**Set exercise:**
Quote the whole listing verbatim.

# # # #

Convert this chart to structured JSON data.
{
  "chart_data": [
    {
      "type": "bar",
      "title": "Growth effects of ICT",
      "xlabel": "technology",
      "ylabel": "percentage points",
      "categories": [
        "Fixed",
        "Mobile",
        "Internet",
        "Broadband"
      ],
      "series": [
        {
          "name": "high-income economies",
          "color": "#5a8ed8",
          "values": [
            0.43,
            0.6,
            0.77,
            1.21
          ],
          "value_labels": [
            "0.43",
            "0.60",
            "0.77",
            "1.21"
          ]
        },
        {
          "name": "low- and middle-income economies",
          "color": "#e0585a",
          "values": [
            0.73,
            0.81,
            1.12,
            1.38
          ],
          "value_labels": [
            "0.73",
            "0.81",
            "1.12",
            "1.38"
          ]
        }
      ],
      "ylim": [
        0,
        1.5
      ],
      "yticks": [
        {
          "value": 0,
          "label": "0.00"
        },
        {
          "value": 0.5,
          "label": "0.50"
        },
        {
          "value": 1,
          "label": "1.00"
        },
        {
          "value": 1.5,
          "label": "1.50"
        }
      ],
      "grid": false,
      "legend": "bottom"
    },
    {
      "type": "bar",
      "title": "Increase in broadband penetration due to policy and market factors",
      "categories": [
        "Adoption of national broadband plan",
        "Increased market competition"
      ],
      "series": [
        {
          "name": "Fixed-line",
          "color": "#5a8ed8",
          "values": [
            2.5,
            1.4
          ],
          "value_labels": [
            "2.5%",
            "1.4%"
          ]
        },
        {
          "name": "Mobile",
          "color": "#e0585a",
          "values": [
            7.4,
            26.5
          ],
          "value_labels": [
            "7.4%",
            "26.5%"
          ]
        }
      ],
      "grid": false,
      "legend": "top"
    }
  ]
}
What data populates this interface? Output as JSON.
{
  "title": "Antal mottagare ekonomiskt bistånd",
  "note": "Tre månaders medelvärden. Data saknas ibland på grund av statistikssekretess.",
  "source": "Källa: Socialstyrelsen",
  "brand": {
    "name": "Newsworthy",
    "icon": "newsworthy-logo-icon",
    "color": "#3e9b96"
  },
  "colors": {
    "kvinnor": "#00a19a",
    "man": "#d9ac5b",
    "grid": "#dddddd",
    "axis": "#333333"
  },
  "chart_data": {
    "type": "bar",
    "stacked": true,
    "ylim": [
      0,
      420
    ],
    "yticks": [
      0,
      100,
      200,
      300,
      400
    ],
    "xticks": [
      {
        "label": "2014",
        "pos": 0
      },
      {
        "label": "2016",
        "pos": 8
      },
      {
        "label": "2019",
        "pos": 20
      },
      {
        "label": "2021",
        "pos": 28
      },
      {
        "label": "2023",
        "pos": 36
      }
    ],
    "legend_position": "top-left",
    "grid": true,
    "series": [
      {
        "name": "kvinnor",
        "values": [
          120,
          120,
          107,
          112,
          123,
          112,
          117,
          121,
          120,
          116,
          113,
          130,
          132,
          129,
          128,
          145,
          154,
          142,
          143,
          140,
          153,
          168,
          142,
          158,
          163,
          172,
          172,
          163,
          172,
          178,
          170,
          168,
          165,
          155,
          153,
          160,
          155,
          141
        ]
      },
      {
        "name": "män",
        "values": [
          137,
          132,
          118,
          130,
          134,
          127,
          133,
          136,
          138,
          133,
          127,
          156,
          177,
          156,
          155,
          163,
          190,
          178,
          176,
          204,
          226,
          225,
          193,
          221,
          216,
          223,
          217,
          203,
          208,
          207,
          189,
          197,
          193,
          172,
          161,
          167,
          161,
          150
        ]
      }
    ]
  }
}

# # # #

**Answer to the problem:**
Convert this chart to structured JSON data.
{
  "chart_data": [
    {
      "type": "bar",
      "title": "Growth effects of ICT",
      "xlabel": "technology",
      "ylabel": "percentage points",
      "categories": [
        "Fixed",
        "Mobile",
        "Internet",
        "Broadband"
      ],
      "series": [
        {
          "name": "high-income economies",
          "color": "#5a8ed8",
          "values": [
            0.43,
            0.6,
            0.77,
            1.21
          ],
          "value_labels": [
            "0.43",
            "0.60",
            "0.77",
            "1.21"
          ]
        },
        {
          "name": "low- and middle-income economies",
          "color": "#e0585a",
          "values": [
            0.73,
            0.81,
            1.12,
            1.38
          ],
          "value_labels": [
            "0.73",
            "0.81",
            "1.12",
            "1.38"
          ]
        }
      ],
      "ylim": [
        0,
        1.5
      ],
      "yticks": [
        {
          "value": 0,
          "label": "0.00"
        },
        {
          "value": 0.5,
          "label": "0.50"
        },
        {
          "value": 1,
          "label": "1.00"
        },
        {
          "value": 1.5,
          "label": "1.50"
        }
      ],
      "grid": false,
      "legend": "bottom"
    },
    {
      "type": "bar",
      "title": "Increase in broadband penetration due to policy and market factors",
      "categories": [
        "Adoption of national broadband plan",
        "Increased market competition"
      ],
      "series": [
        {
          "name": "Fixed-line",
          "color": "#5a8ed8",
          "values": [
            2.5,
            1.4
          ],
          "value_labels": [
            "2.5%",
            "1.4%"
          ]
        },
        {
          "name": "Mobile",
          "color": "#e0585a",
          "values": [
            7.4,
            26.5
          ],
          "value_labels": [
            "7.4%",
            "26.5%"
          ]
        }
      ],
      "grid": false,
      "legend": "top"
    }
  ]
}
What data populates this interface? Output as JSON.
{
  "title": "Antal mottagare ekonomiskt bistånd",
  "note": "Tre månaders medelvärden. Data saknas ibland på grund av statistikssekretess.",
  "source": "Källa: Socialstyrelsen",
  "brand": {
    "name": "Newsworthy",
    "icon": "newsworthy-logo-icon",
    "color": "#3e9b96"
  },
  "colors": {
    "kvinnor": "#00a19a",
    "man": "#d9ac5b",
    "grid": "#dddddd",
    "axis": "#333333"
  },
  "chart_data": {
    "type": "bar",
    "stacked": true,
    "ylim": [
      0,
      420
    ],
    "yticks": [
      0,
      100,
      200,
      300,
      400
    ],
    "xticks": [
      {
        "label": "2014",
        "pos": 0
      },
      {
        "label": "2016",
        "pos": 8
      },
      {
        "label": "2019",
        "pos": 20
      },
      {
        "label": "2021",
        "pos": 28
      },
      {
        "label": "2023",
        "pos": 36
      }
    ],
    "legend_position": "top-left",
    "grid": true,
    "series": [
      {
        "name": "kvinnor",
        "values": [
          120,
          120,
          107,
          112,
          123,
          112,
          117,
          121,
          120,
          116,
          113,
          130,
          132,
          129,
          128,
          145,
          154,
          142,
          143,
          140,
          153,
          168,
          142,
          158,
          163,
          172,
          172,
          163,
          172,
          178,
          170,
          168,
          165,
          155,
          153,
          160,
          155,
          141
        ]
      },
      {
        "name": "män",
        "values": [
          137,
          132,
          118,
          130,
          134,
          127,
          133,
          136,
          138,
          133,
          127,
          156,
          177,
          156,
          155,
          163,
          190,
          178,
          176,
          204,
          226,
          225,
          193,
          221,
          216,
          223,
          217,
          203,
          208,
          207,
          189,
          197,
          193,
          172,
          161,
          167,
          161,
          150
        ]
      }
    ]
  }
}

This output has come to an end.